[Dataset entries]

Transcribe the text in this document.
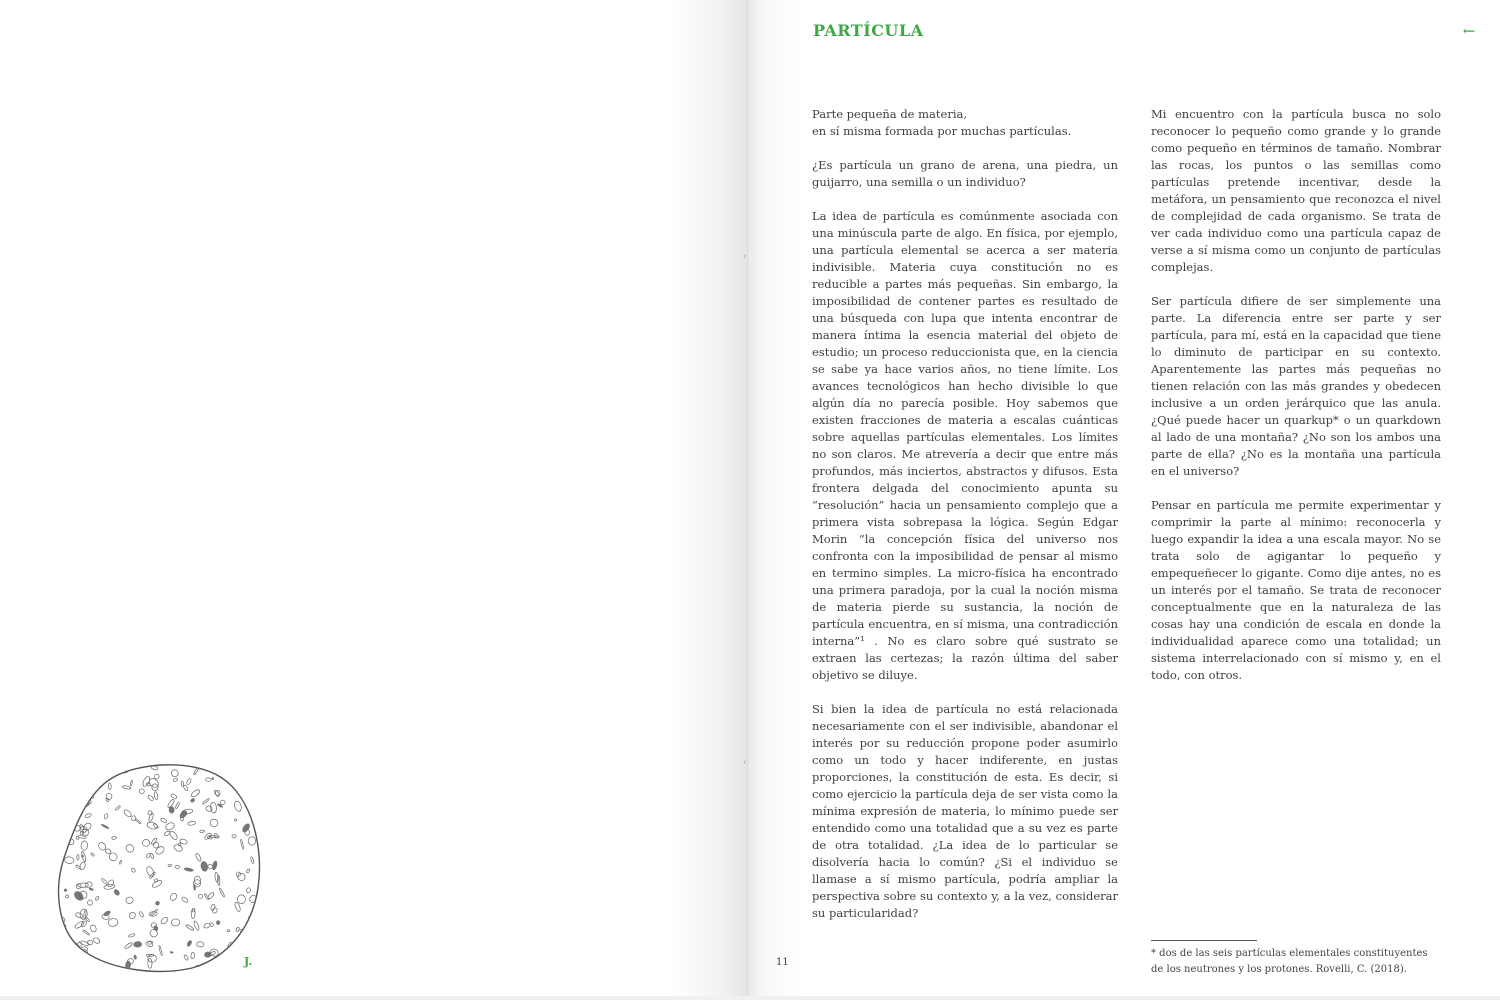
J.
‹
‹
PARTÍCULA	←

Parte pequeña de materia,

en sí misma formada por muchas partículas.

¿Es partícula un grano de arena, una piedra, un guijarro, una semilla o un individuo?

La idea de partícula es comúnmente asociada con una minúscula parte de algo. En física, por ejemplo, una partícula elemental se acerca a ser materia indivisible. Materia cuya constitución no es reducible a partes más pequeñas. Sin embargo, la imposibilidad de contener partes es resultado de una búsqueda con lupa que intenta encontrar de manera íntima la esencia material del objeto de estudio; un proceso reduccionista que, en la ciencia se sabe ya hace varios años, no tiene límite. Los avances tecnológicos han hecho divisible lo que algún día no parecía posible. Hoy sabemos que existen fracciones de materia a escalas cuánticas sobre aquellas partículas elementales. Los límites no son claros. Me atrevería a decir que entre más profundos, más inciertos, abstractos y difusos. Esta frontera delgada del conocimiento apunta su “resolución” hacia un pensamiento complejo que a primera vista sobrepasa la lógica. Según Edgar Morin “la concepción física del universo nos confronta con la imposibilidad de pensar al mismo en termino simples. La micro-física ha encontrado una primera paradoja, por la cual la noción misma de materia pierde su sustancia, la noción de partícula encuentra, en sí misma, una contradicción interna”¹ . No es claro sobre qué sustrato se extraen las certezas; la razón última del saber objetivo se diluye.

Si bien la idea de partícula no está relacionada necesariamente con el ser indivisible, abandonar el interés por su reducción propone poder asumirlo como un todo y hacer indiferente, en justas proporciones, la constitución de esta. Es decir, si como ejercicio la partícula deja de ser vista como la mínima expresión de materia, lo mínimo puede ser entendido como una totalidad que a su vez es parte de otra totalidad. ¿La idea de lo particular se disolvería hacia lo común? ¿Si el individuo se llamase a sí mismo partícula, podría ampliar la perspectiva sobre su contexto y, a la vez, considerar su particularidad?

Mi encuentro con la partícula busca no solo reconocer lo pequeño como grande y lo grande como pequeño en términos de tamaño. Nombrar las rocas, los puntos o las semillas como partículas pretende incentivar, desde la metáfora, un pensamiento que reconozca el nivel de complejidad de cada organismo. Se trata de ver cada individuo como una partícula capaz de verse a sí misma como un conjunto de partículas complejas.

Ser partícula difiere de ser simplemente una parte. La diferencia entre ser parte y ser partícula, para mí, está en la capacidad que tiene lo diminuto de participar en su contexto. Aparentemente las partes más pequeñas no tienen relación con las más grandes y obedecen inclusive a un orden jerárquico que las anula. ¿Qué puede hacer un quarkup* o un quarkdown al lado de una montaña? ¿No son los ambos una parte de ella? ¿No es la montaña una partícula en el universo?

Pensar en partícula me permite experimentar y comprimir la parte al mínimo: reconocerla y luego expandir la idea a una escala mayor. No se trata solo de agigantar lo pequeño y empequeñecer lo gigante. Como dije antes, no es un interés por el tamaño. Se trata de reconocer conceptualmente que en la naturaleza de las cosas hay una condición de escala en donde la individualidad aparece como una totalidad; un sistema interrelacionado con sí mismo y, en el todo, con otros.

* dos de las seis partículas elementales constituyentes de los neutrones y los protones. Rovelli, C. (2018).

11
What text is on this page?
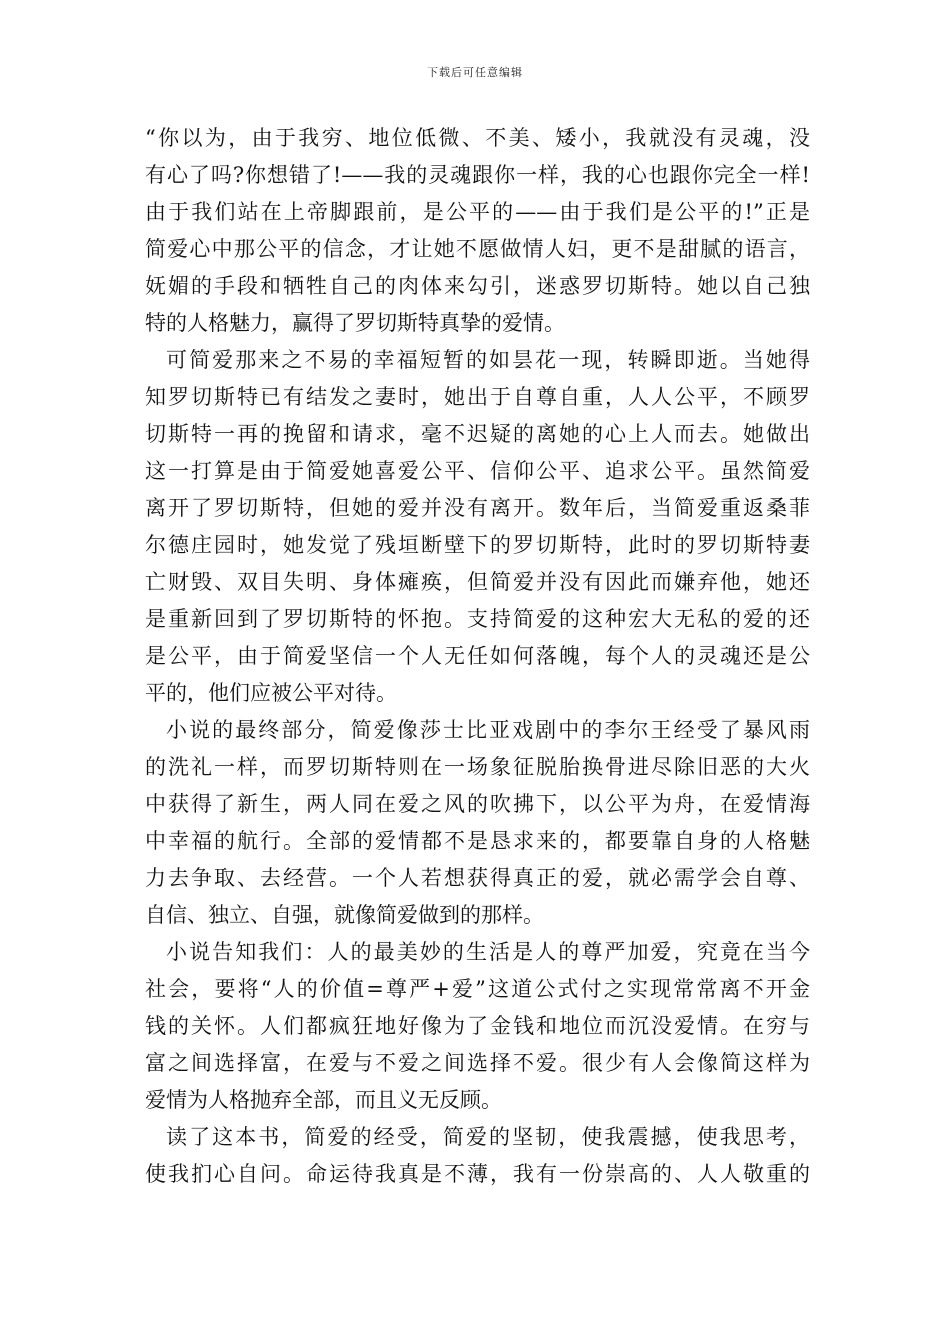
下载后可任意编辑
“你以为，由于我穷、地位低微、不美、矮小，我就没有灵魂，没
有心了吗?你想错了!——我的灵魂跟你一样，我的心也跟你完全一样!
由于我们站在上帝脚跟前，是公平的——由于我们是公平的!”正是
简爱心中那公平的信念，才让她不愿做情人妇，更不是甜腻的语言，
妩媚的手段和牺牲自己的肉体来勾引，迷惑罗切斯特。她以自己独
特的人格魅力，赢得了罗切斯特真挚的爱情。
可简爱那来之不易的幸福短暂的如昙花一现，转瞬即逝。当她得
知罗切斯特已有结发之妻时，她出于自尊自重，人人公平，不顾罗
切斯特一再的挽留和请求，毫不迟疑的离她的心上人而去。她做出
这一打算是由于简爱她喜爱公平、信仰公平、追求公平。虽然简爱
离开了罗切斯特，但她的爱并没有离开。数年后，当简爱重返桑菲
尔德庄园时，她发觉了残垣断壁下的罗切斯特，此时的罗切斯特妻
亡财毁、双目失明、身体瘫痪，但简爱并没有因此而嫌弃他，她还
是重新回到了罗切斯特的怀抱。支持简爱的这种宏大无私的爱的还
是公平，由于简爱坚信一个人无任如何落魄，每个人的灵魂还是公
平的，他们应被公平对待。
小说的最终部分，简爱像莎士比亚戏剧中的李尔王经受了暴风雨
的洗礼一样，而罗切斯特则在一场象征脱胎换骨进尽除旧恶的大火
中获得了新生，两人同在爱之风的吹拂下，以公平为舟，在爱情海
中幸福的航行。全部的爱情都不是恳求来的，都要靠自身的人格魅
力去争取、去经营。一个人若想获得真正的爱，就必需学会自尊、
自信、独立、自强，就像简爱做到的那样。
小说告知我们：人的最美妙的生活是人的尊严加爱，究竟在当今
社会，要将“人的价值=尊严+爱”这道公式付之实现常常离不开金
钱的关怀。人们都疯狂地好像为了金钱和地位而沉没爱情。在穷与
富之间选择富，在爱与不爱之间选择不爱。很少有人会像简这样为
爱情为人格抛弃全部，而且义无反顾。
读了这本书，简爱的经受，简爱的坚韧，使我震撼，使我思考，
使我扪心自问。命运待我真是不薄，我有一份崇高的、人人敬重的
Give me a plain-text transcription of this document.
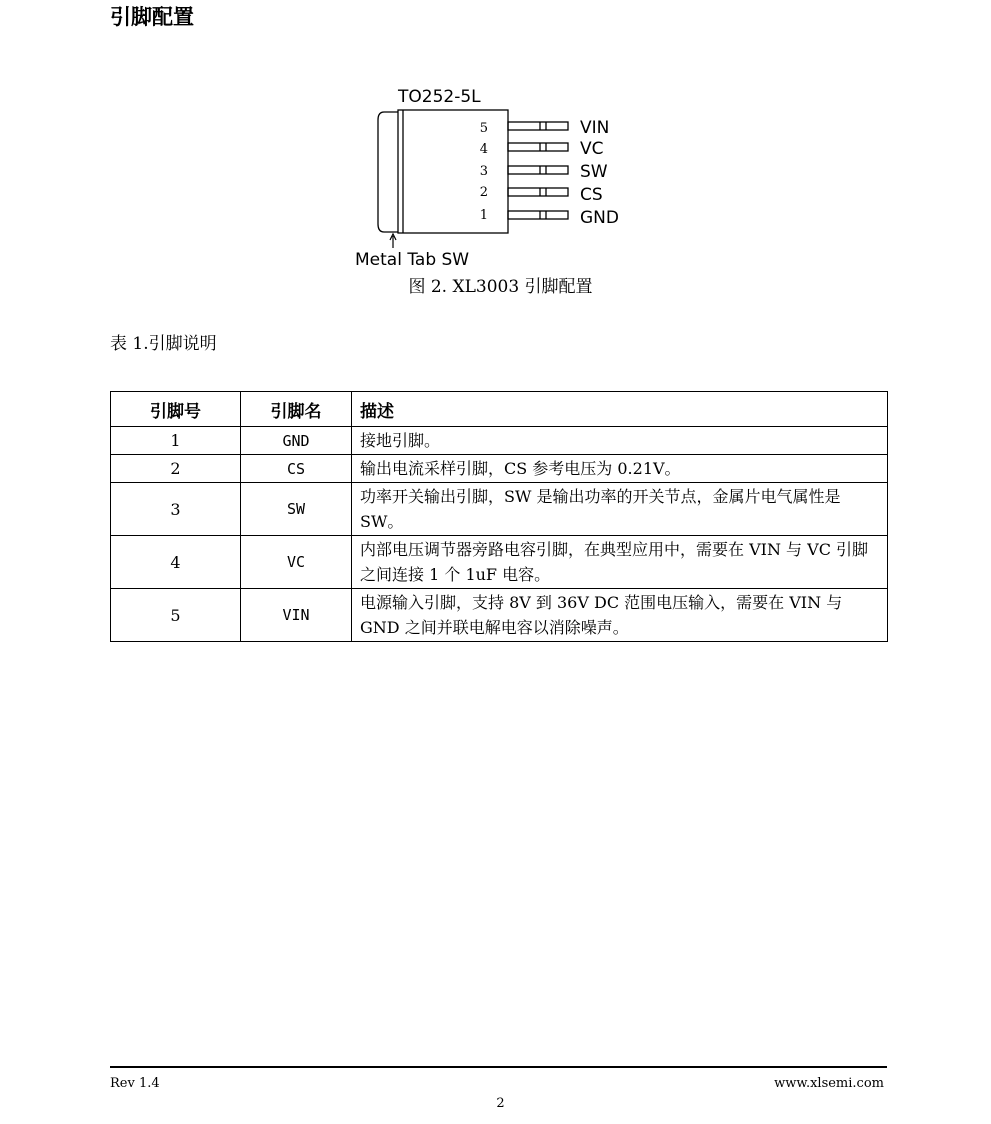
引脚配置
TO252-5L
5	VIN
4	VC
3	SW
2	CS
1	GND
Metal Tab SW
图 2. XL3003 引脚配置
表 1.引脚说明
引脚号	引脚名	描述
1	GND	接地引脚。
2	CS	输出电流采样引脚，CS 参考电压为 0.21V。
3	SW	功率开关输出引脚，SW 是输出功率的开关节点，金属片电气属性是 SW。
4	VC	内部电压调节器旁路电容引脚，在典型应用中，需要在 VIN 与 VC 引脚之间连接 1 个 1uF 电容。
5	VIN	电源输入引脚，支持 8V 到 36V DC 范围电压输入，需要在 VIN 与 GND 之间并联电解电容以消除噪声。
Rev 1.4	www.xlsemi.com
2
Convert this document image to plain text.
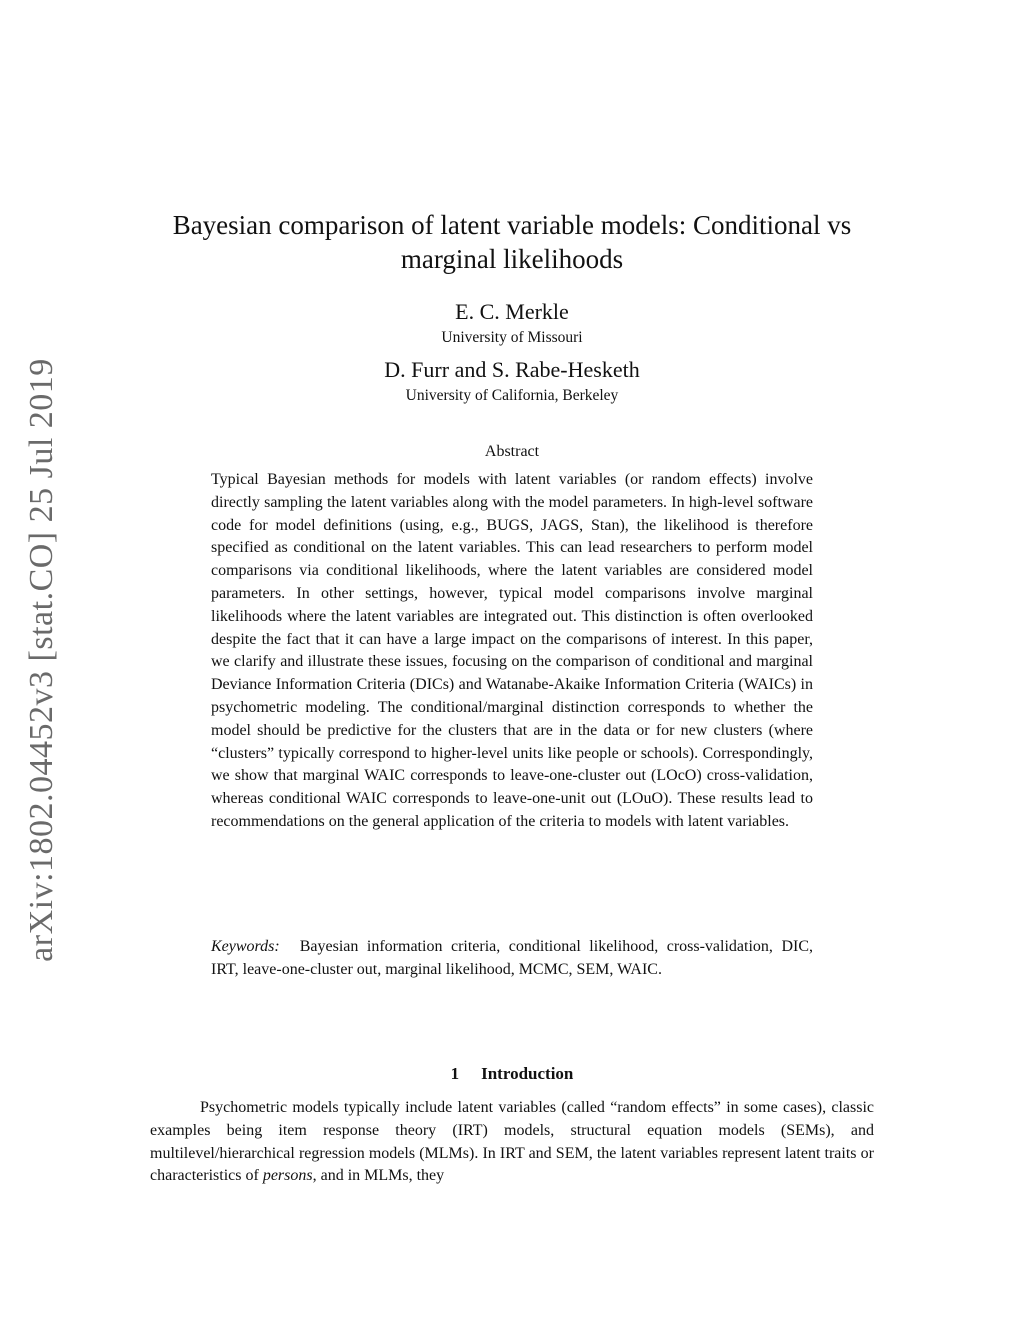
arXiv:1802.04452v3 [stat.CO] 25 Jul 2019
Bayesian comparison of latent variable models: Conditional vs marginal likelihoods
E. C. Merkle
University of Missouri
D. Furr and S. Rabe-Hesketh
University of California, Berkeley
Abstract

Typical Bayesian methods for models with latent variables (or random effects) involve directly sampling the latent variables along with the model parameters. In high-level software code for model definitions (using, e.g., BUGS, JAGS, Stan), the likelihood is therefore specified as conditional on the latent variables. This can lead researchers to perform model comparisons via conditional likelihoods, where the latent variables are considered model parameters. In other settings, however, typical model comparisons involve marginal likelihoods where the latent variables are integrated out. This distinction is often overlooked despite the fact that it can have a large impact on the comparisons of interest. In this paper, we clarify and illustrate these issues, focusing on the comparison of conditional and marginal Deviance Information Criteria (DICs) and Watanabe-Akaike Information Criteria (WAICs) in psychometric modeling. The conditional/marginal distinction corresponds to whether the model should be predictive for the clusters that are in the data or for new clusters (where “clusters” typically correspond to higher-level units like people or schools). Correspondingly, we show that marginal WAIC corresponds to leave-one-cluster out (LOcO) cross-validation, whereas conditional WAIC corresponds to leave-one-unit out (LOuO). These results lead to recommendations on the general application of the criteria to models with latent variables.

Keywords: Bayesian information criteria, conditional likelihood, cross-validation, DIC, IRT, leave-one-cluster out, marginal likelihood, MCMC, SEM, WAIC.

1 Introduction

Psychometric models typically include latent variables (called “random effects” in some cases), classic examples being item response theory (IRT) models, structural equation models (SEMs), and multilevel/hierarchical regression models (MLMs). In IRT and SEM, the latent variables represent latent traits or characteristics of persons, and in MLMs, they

» **What the task asks**:
Within the listing above, find every line containing the string "University" and return it.

» **Answer to the exercise**:
University of Missouri
University of California, Berkeley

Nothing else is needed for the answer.